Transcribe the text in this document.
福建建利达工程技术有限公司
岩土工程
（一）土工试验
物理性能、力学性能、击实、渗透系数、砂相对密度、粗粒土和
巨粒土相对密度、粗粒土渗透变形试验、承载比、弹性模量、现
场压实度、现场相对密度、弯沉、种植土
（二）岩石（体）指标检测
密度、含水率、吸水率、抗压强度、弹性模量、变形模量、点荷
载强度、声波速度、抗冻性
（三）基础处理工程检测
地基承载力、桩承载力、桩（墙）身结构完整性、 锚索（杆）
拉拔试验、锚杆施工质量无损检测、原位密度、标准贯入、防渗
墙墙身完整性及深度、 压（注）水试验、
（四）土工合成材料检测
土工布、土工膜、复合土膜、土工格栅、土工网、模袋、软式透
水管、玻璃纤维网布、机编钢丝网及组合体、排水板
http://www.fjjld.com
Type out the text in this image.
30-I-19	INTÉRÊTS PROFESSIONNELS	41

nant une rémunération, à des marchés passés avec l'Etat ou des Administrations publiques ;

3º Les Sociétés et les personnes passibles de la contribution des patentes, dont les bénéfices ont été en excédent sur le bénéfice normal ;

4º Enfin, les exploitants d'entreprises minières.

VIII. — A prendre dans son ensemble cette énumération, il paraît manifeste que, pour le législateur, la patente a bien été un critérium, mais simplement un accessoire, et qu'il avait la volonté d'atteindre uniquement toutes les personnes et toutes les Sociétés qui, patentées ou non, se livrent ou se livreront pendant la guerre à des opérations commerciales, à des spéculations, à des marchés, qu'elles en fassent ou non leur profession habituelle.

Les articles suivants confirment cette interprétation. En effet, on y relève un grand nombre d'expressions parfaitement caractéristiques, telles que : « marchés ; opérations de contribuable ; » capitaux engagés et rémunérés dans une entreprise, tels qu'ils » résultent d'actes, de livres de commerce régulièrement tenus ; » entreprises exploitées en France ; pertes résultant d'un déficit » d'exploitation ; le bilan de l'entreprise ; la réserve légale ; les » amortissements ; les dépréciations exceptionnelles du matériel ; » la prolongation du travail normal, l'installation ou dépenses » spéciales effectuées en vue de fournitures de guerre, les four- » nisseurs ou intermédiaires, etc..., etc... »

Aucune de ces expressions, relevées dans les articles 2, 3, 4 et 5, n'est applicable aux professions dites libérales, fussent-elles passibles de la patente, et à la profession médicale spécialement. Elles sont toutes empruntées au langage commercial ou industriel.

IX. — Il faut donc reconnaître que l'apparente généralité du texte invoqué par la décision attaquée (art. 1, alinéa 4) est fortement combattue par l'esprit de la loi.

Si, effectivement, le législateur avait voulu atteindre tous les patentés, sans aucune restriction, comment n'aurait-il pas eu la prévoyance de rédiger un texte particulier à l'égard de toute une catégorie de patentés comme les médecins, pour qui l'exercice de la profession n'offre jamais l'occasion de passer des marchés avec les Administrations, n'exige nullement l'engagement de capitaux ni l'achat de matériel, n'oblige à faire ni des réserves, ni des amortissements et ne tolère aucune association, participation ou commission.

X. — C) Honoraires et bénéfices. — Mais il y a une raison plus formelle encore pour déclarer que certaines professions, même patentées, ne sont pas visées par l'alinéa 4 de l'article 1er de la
+ + + + +
• GIVEN PROBLEM
Using the data above, return each line exactly as written.

• TASK SOLUTION
Transcribe the text in this document.
福建建利达工程技术有限公司
岩土工程
（一）土工试验
物理性能、力学性能、击实、渗透系数、砂相对密度、粗粒土和
巨粒土相对密度、粗粒土渗透变形试验、承载比、弹性模量、现
场压实度、现场相对密度、弯沉、种植土
（二）岩石（体）指标检测
密度、含水率、吸水率、抗压强度、弹性模量、变形模量、点荷
载强度、声波速度、抗冻性
（三）基础处理工程检测
地基承载力、桩承载力、桩（墙）身结构完整性、 锚索（杆）
拉拔试验、锚杆施工质量无损检测、原位密度、标准贯入、防渗
墙墙身完整性及深度、 压（注）水试验、
（四）土工合成材料检测
土工布、土工膜、复合土膜、土工格栅、土工网、模袋、软式透
水管、玻璃纤维网布、机编钢丝网及组合体、排水板
http://www.fjjld.com
Type out the text in this image.
30-I-19	INTÉRÊTS PROFESSIONNELS	41

nant une rémunération, à des marchés passés avec l'Etat ou des Administrations publiques ;

3º Les Sociétés et les personnes passibles de la contribution des patentes, dont les bénéfices ont été en excédent sur le bénéfice normal ;

4º Enfin, les exploitants d'entreprises minières.

VIII. — A prendre dans son ensemble cette énumération, il paraît manifeste que, pour le législateur, la patente a bien été un critérium, mais simplement un accessoire, et qu'il avait la volonté d'atteindre uniquement toutes les personnes et toutes les Sociétés qui, patentées ou non, se livrent ou se livreront pendant la guerre à des opérations commerciales, à des spéculations, à des marchés, qu'elles en fassent ou non leur profession habituelle.

Les articles suivants confirment cette interprétation. En effet, on y relève un grand nombre d'expressions parfaitement caractéristiques, telles que : « marchés ; opérations de contribuable ; » capitaux engagés et rémunérés dans une entreprise, tels qu'ils » résultent d'actes, de livres de commerce régulièrement tenus ; » entreprises exploitées en France ; pertes résultant d'un déficit » d'exploitation ; le bilan de l'entreprise ; la réserve légale ; les » amortissements ; les dépréciations exceptionnelles du matériel ; » la prolongation du travail normal, l'installation ou dépenses » spéciales effectuées en vue de fournitures de guerre, les four- » nisseurs ou intermédiaires, etc..., etc... »

Aucune de ces expressions, relevées dans les articles 2, 3, 4 et 5, n'est applicable aux professions dites libérales, fussent-elles passibles de la patente, et à la profession médicale spécialement. Elles sont toutes empruntées au langage commercial ou industriel.

IX. — Il faut donc reconnaître que l'apparente généralité du texte invoqué par la décision attaquée (art. 1, alinéa 4) est fortement combattue par l'esprit de la loi.

Si, effectivement, le législateur avait voulu atteindre tous les patentés, sans aucune restriction, comment n'aurait-il pas eu la prévoyance de rédiger un texte particulier à l'égard de toute une catégorie de patentés comme les médecins, pour qui l'exercice de la profession n'offre jamais l'occasion de passer des marchés avec les Administrations, n'exige nullement l'engagement de capitaux ni l'achat de matériel, n'oblige à faire ni des réserves, ni des amortissements et ne tolère aucune association, participation ou commission.

X. — C) Honoraires et bénéfices. — Mais il y a une raison plus formelle encore pour déclarer que certaines professions, même patentées, ne sont pas visées par l'alinéa 4 de l'article 1er de la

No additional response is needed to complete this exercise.